— Begin MATERIALS PROVIDED —
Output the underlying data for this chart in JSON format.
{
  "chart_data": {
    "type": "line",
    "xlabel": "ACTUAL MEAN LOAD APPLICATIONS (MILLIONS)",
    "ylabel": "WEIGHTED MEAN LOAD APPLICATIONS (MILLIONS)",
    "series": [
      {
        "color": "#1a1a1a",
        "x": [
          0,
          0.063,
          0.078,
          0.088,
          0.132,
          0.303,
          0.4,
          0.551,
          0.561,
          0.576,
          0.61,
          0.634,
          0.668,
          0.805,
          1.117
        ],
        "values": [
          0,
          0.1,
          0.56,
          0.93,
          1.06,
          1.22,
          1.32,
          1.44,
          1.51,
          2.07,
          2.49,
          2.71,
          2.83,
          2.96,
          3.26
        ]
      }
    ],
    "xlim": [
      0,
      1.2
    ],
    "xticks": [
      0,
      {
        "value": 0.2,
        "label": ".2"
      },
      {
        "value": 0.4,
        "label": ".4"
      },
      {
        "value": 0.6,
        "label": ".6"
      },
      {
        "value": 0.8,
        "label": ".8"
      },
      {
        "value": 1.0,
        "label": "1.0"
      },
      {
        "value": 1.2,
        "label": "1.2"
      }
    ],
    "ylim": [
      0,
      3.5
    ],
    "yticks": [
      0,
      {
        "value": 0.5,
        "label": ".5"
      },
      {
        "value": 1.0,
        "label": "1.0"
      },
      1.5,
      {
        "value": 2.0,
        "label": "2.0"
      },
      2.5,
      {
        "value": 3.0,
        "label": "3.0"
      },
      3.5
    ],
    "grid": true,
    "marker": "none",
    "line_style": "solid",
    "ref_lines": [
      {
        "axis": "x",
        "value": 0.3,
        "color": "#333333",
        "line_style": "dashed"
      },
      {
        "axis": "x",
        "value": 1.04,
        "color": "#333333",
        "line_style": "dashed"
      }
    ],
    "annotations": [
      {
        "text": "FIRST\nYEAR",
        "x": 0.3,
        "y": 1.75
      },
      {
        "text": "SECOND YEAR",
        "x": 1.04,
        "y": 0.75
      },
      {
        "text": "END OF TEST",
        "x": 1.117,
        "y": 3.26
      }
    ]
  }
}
— End MATERIALS PROVIDED —
__WHAT THE TASK ASKS__
Pull out every line holding "MEAN" from the records above, and copy it.

__SOLUTION TO THE PROBLEM__
    "xlabel": "ACTUAL MEAN LOAD APPLICATIONS (MILLIONS)",
    "ylabel": "WEIGHTED MEAN LOAD APPLICATIONS (MILLIONS)",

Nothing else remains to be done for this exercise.